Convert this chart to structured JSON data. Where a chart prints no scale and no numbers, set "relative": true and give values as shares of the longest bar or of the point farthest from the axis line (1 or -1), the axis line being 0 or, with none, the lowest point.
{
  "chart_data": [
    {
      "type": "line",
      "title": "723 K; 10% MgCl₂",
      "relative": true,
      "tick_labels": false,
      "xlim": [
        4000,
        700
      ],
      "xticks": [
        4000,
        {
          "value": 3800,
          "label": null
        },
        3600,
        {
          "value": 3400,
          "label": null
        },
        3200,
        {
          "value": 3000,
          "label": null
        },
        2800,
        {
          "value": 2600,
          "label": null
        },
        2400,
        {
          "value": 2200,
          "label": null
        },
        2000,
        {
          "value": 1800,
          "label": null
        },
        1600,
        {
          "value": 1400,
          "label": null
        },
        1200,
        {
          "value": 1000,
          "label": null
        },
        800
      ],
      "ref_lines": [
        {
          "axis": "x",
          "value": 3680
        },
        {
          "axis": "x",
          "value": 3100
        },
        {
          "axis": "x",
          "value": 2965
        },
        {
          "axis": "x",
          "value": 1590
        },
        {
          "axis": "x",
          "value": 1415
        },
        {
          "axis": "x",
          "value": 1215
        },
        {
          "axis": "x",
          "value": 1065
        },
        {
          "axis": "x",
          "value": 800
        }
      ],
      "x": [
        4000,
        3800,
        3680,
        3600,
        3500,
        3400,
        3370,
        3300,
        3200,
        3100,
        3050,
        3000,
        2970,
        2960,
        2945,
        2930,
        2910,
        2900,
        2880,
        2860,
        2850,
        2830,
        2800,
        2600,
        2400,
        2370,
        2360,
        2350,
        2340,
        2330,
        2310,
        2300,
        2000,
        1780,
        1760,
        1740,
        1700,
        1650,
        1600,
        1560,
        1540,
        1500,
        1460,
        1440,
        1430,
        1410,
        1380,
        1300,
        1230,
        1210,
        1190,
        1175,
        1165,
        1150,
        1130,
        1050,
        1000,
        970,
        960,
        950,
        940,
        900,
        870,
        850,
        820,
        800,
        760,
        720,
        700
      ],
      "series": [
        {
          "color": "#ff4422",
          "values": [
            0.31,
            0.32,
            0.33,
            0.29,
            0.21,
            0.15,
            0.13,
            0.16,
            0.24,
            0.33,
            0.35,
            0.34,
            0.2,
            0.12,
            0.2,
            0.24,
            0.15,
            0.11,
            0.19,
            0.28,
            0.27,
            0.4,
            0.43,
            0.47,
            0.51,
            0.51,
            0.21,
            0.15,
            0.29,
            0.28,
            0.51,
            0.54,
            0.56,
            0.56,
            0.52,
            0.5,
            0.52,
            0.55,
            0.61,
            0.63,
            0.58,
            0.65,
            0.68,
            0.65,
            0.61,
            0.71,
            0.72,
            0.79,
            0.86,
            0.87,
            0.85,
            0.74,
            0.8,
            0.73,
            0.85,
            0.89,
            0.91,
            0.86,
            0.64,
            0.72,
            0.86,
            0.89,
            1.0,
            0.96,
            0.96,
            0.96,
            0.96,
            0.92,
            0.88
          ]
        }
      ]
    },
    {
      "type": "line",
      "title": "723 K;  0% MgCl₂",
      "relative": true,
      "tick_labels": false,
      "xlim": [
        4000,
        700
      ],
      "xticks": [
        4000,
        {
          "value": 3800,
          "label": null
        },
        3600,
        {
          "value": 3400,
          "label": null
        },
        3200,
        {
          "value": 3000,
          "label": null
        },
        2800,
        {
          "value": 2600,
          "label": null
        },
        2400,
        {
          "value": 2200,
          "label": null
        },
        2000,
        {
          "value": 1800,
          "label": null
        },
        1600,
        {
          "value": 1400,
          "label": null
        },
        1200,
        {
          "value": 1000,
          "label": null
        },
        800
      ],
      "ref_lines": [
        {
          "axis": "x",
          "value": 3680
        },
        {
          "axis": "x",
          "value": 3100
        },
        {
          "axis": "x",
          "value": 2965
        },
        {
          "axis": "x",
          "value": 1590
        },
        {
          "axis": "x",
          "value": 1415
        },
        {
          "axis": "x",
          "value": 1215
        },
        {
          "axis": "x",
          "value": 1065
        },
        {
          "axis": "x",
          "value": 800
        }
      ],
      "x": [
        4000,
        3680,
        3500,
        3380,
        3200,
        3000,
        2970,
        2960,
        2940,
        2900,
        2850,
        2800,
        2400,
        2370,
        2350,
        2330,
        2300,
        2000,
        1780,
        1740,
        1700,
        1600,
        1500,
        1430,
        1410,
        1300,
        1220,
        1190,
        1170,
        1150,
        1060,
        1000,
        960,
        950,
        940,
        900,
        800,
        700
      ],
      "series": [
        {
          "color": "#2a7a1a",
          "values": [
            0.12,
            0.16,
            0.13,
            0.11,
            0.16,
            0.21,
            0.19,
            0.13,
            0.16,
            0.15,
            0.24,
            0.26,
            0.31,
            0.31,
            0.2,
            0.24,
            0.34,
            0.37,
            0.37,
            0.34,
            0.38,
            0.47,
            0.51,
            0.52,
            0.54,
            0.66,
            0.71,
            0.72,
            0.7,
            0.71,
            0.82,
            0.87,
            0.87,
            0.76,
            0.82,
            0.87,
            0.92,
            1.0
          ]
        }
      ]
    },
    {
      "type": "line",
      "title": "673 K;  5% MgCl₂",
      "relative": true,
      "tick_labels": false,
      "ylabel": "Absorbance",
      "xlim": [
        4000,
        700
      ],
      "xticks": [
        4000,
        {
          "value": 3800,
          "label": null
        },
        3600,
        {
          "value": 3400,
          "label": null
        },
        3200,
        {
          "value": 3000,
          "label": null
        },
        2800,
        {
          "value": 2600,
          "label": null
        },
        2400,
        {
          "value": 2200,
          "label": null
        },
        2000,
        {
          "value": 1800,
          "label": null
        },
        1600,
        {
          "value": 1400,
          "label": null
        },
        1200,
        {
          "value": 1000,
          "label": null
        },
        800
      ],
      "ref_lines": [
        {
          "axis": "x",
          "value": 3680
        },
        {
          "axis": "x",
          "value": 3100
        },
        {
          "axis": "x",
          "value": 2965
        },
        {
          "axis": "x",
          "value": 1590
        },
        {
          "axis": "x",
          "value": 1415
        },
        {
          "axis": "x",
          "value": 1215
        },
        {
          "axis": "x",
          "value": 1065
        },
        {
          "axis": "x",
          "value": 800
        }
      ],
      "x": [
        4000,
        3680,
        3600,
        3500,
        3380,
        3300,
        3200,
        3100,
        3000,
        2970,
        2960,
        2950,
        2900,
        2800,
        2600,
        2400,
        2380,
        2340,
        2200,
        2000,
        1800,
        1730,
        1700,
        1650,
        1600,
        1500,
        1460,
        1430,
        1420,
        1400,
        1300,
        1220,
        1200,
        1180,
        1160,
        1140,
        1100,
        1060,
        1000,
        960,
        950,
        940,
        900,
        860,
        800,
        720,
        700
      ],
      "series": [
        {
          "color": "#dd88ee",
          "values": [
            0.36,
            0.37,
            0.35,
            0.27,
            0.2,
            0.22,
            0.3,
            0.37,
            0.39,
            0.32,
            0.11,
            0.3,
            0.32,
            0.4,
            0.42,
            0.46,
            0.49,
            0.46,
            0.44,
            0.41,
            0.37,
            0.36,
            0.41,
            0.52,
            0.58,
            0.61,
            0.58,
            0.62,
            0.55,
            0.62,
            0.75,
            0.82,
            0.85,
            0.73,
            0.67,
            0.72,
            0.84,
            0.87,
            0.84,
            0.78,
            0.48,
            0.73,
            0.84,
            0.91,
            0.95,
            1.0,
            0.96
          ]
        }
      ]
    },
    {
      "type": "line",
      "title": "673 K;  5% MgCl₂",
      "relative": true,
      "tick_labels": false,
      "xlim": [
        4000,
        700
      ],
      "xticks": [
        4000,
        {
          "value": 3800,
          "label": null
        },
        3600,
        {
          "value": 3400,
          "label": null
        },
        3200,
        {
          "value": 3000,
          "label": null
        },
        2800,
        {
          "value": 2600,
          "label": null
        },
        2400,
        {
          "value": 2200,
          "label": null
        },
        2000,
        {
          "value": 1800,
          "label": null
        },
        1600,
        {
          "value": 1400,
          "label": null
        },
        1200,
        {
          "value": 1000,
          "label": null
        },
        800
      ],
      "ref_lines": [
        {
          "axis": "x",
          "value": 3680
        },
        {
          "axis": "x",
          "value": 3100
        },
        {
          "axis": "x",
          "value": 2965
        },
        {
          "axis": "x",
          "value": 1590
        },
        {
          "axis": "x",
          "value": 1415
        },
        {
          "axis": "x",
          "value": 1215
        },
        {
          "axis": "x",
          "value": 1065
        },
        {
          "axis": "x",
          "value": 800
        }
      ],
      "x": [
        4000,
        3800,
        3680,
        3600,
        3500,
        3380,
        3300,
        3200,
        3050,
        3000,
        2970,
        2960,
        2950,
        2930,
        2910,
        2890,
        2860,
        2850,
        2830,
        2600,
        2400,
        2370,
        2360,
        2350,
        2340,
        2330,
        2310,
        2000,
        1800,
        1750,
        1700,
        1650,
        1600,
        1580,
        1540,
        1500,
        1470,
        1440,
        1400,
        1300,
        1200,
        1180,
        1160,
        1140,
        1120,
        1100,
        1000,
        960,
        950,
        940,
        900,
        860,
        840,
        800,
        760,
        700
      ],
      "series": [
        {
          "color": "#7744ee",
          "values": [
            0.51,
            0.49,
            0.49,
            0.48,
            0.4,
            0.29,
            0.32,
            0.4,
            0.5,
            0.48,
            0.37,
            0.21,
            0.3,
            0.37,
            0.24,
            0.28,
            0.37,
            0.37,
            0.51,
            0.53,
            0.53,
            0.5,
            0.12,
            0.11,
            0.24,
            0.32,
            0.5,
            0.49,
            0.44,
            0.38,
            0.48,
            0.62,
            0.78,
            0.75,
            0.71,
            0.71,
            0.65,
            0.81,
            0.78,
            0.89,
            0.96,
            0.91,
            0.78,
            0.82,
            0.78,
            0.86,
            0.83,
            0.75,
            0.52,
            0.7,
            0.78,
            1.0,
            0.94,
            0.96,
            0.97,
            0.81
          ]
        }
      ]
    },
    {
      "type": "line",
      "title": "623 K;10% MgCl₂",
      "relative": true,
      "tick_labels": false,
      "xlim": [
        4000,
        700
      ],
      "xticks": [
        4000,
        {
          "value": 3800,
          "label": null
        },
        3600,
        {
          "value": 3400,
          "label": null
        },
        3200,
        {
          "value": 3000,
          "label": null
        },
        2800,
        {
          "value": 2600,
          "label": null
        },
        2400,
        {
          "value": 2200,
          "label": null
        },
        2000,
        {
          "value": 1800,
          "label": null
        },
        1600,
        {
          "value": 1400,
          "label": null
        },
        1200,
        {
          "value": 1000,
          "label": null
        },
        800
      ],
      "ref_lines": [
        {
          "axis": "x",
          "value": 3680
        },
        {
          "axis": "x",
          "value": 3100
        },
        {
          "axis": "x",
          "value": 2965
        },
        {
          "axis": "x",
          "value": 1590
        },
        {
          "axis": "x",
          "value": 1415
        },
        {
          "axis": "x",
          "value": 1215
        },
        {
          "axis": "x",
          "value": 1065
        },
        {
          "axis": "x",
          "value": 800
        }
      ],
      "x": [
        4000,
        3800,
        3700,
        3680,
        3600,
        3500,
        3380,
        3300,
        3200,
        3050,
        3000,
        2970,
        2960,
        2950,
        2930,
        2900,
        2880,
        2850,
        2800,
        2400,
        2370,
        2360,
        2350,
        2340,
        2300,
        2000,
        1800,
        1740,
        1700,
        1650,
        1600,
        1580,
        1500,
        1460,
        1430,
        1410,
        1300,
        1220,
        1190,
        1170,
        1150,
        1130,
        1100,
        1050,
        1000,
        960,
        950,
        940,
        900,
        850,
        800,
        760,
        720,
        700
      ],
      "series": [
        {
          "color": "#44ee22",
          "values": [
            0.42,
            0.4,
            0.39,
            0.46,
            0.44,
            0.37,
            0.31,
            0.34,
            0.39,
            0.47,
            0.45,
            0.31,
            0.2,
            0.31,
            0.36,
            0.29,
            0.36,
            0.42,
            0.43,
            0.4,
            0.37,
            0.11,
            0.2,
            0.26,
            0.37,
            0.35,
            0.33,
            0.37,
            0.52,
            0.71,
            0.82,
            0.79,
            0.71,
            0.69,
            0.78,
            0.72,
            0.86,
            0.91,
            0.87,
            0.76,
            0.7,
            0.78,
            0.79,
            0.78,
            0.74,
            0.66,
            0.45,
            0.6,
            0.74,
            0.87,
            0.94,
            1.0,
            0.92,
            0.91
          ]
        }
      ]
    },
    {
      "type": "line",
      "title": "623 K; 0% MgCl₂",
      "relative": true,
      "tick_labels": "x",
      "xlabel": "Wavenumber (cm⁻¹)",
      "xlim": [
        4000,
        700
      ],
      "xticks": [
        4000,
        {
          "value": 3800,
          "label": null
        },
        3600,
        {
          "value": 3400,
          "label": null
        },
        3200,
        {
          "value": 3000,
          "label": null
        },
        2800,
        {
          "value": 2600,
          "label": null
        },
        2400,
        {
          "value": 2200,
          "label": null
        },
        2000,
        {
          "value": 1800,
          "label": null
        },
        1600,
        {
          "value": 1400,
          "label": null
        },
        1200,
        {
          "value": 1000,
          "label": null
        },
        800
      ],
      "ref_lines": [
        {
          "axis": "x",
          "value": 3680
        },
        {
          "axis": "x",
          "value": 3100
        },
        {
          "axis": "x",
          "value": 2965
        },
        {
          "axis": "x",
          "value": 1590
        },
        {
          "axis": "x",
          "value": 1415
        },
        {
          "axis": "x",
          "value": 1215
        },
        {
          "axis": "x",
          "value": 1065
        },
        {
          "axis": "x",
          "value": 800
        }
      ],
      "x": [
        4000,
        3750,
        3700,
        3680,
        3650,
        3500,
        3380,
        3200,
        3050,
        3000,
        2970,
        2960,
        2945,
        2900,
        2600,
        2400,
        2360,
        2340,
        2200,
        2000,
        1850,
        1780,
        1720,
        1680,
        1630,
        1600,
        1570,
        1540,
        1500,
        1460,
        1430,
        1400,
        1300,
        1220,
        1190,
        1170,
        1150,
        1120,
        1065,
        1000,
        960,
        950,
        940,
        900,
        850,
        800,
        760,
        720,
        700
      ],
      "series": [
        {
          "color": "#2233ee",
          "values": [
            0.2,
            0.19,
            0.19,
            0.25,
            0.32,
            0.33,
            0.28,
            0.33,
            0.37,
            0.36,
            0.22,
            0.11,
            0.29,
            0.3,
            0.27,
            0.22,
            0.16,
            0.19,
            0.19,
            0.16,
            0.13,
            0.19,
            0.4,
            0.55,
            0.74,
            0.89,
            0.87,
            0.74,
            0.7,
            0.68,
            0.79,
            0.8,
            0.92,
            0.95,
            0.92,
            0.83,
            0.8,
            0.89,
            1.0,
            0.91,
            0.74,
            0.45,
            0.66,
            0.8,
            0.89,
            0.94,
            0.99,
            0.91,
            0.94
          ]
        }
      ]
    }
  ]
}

▶ _Goal of the exercise_: What number of lines in the records contain the word "color"? Answer with that number alone.

▶ _In response_: 6